## Work to be completed
Scan the material and copy every line in which "title" appears.

[Data entries]
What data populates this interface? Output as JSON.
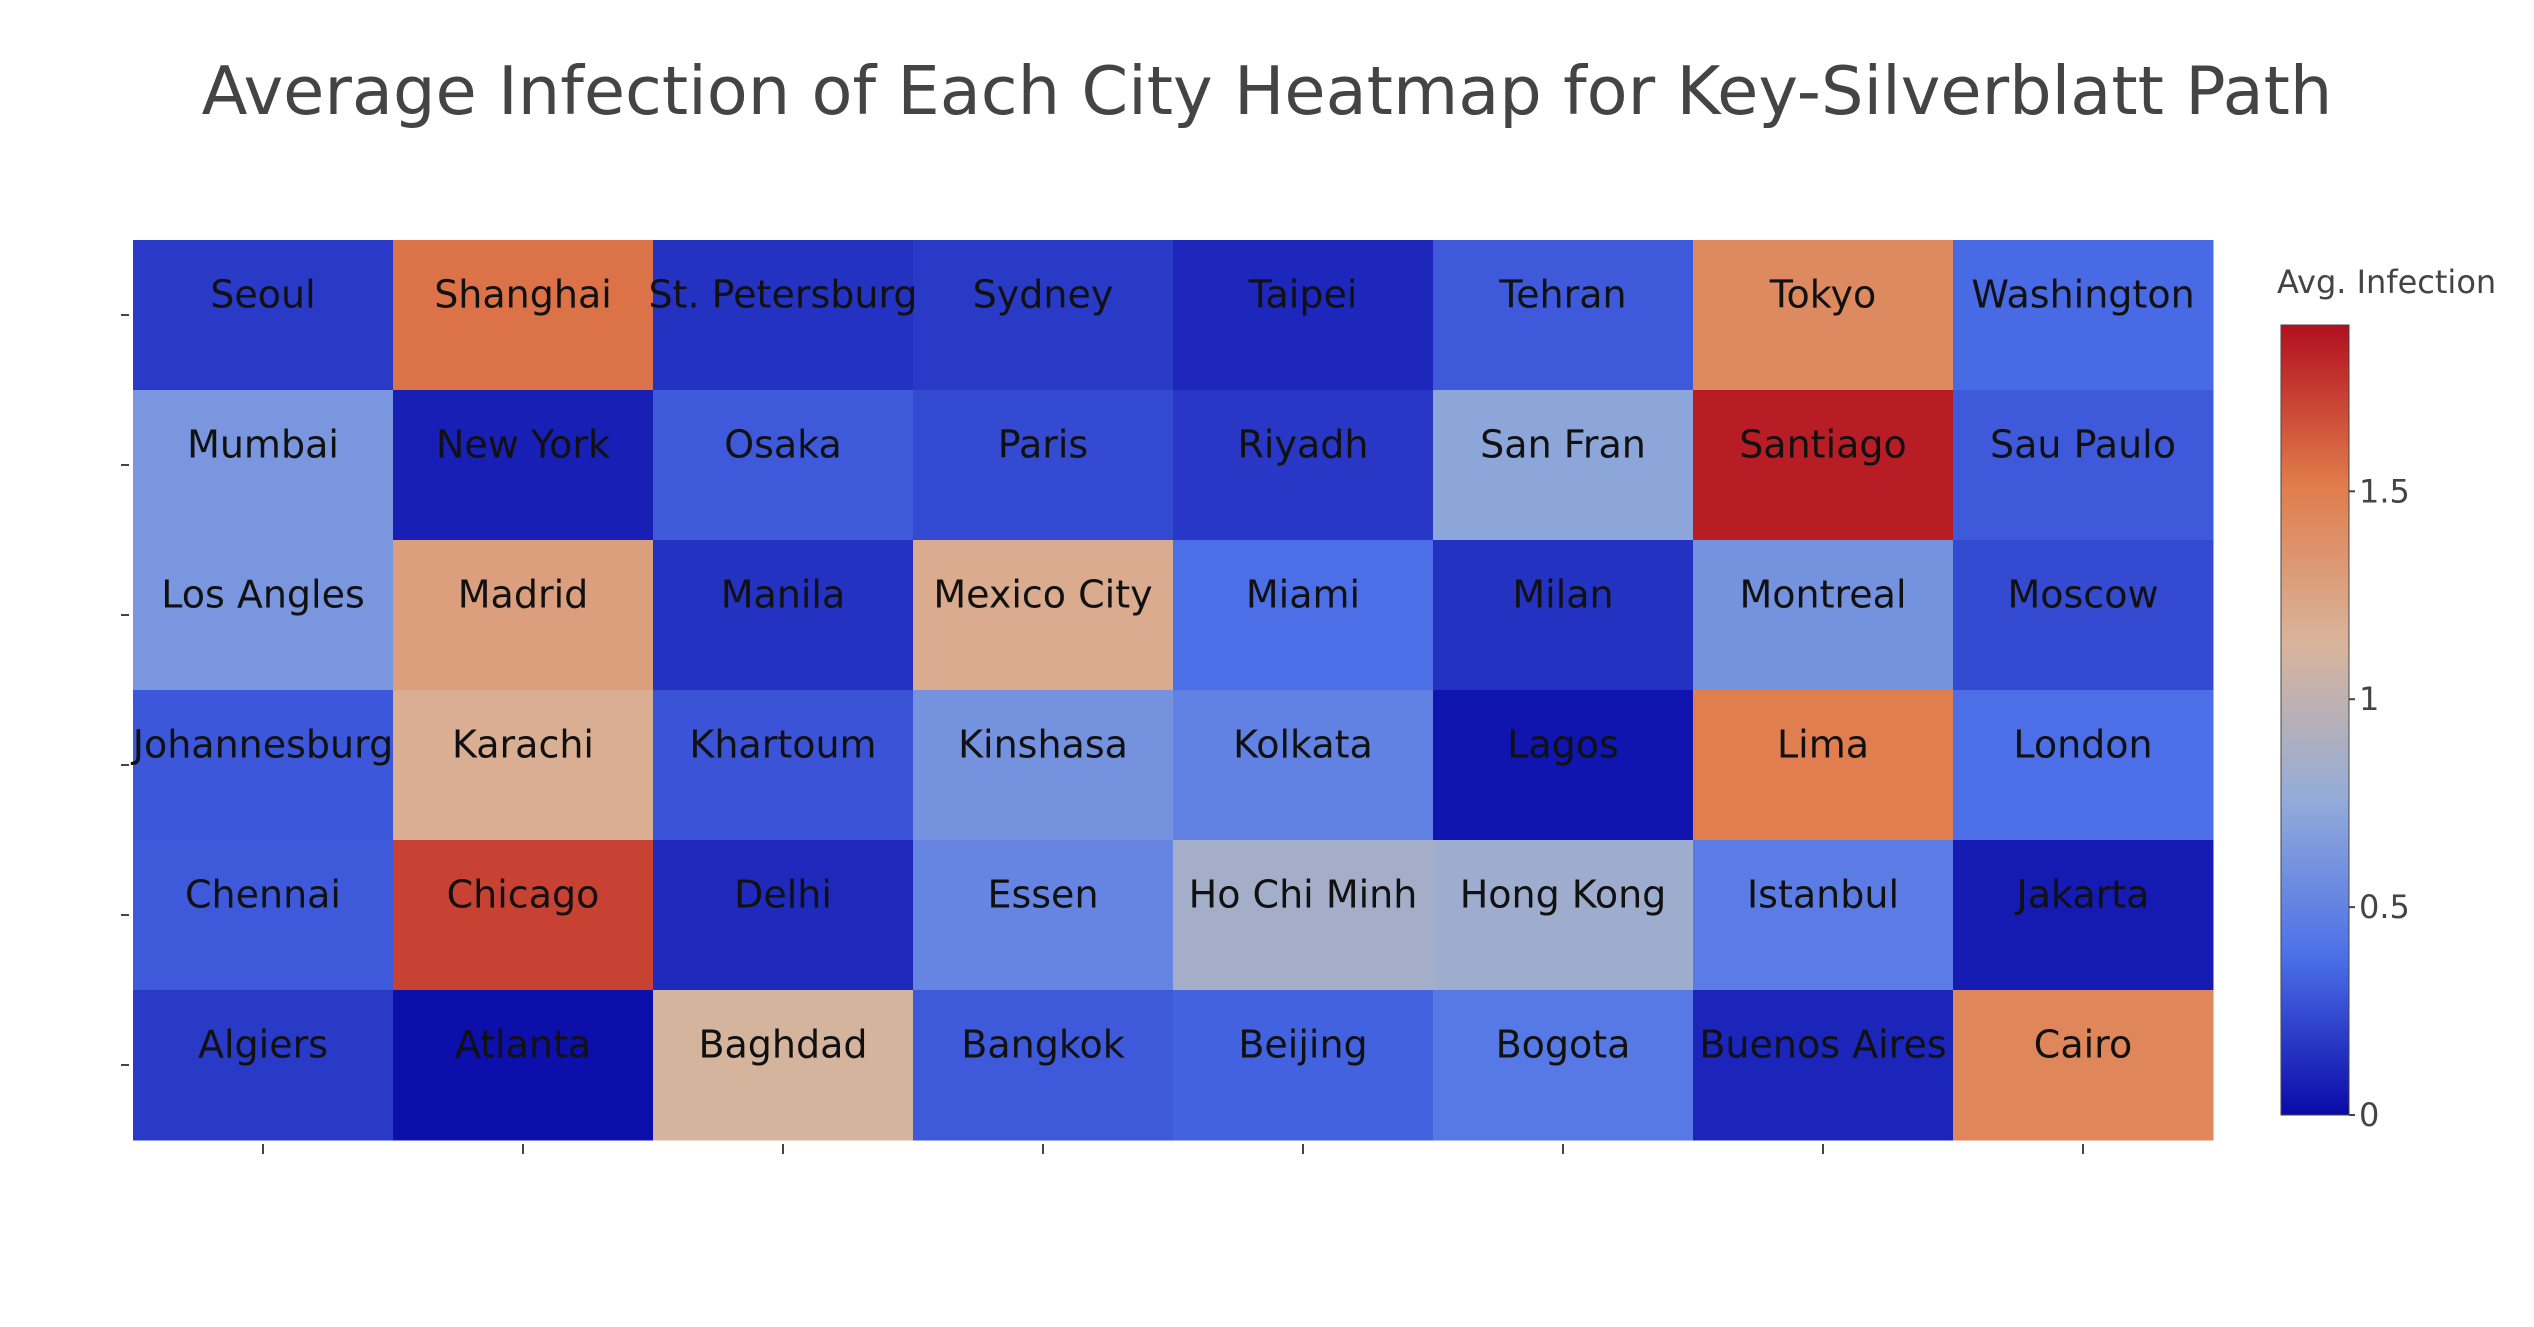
{
  "chart_data": {
    "type": "heatmap",
    "title": "Average Infection of Each City Heatmap for Key-Silverblatt Path",
    "xlabel": "",
    "ylabel": "",
    "rows": [
      {
        "cells": [
          {
            "city": "Seoul",
            "value": 0.18
          },
          {
            "city": "Shanghai",
            "value": 1.55
          },
          {
            "city": "St. Petersburg",
            "value": 0.15
          },
          {
            "city": "Sydney",
            "value": 0.18
          },
          {
            "city": "Taipei",
            "value": 0.11
          },
          {
            "city": "Tehran",
            "value": 0.3
          },
          {
            "city": "Tokyo",
            "value": 1.42
          },
          {
            "city": "Washington",
            "value": 0.36
          }
        ]
      },
      {
        "cells": [
          {
            "city": "Mumbai",
            "value": 0.62
          },
          {
            "city": "New York",
            "value": 0.08
          },
          {
            "city": "Osaka",
            "value": 0.3
          },
          {
            "city": "Paris",
            "value": 0.24
          },
          {
            "city": "Riyadh",
            "value": 0.17
          },
          {
            "city": "San Fran",
            "value": 0.72
          },
          {
            "city": "Santiago",
            "value": 1.85
          },
          {
            "city": "Sau Paulo",
            "value": 0.3
          }
        ]
      },
      {
        "cells": [
          {
            "city": "Los Angles",
            "value": 0.62
          },
          {
            "city": "Madrid",
            "value": 1.28
          },
          {
            "city": "Manila",
            "value": 0.15
          },
          {
            "city": "Mexico City",
            "value": 1.2
          },
          {
            "city": "Miami",
            "value": 0.38
          },
          {
            "city": "Milan",
            "value": 0.15
          },
          {
            "city": "Montreal",
            "value": 0.6
          },
          {
            "city": "Moscow",
            "value": 0.24
          }
        ]
      },
      {
        "cells": [
          {
            "city": "Johannesburg",
            "value": 0.29
          },
          {
            "city": "Karachi",
            "value": 1.18
          },
          {
            "city": "Khartoum",
            "value": 0.28
          },
          {
            "city": "Kinshasa",
            "value": 0.6
          },
          {
            "city": "Kolkata",
            "value": 0.5
          },
          {
            "city": "Lagos",
            "value": 0.04
          },
          {
            "city": "Lima",
            "value": 1.5
          },
          {
            "city": "London",
            "value": 0.38
          }
        ]
      },
      {
        "cells": [
          {
            "city": "Chennai",
            "value": 0.3
          },
          {
            "city": "Chicago",
            "value": 1.72
          },
          {
            "city": "Delhi",
            "value": 0.12
          },
          {
            "city": "Essen",
            "value": 0.52
          },
          {
            "city": "Ho Chi Minh",
            "value": 0.86
          },
          {
            "city": "Hong Kong",
            "value": 0.82
          },
          {
            "city": "Istanbul",
            "value": 0.46
          },
          {
            "city": "Jakarta",
            "value": 0.06
          }
        ]
      },
      {
        "cells": [
          {
            "city": "Algiers",
            "value": 0.18
          },
          {
            "city": "Atlanta",
            "value": 0.02
          },
          {
            "city": "Baghdad",
            "value": 1.12
          },
          {
            "city": "Bangkok",
            "value": 0.3
          },
          {
            "city": "Beijing",
            "value": 0.33
          },
          {
            "city": "Bogota",
            "value": 0.44
          },
          {
            "city": "Buenos Aires",
            "value": 0.1
          },
          {
            "city": "Cairo",
            "value": 1.45
          }
        ]
      }
    ],
    "colorscale": [
      "#0a0aa8",
      "#4c6fe8",
      "#93acd8",
      "#d9b49a",
      "#e07b4b",
      "#b20f1f"
    ],
    "zmin": 0,
    "zmax": 1.9,
    "colorbar": {
      "title": "Avg. Infection",
      "ticks": [
        0,
        0.5,
        1,
        1.5
      ],
      "tick_labels": [
        "0",
        "0.5",
        "1",
        "1.5"
      ]
    },
    "grid": false,
    "legend": "right"
  }
}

## Solution to this problem
    "title": "Average Infection of Each City Heatmap for Key-Silverblatt Path",
      "title": "Avg. Infection",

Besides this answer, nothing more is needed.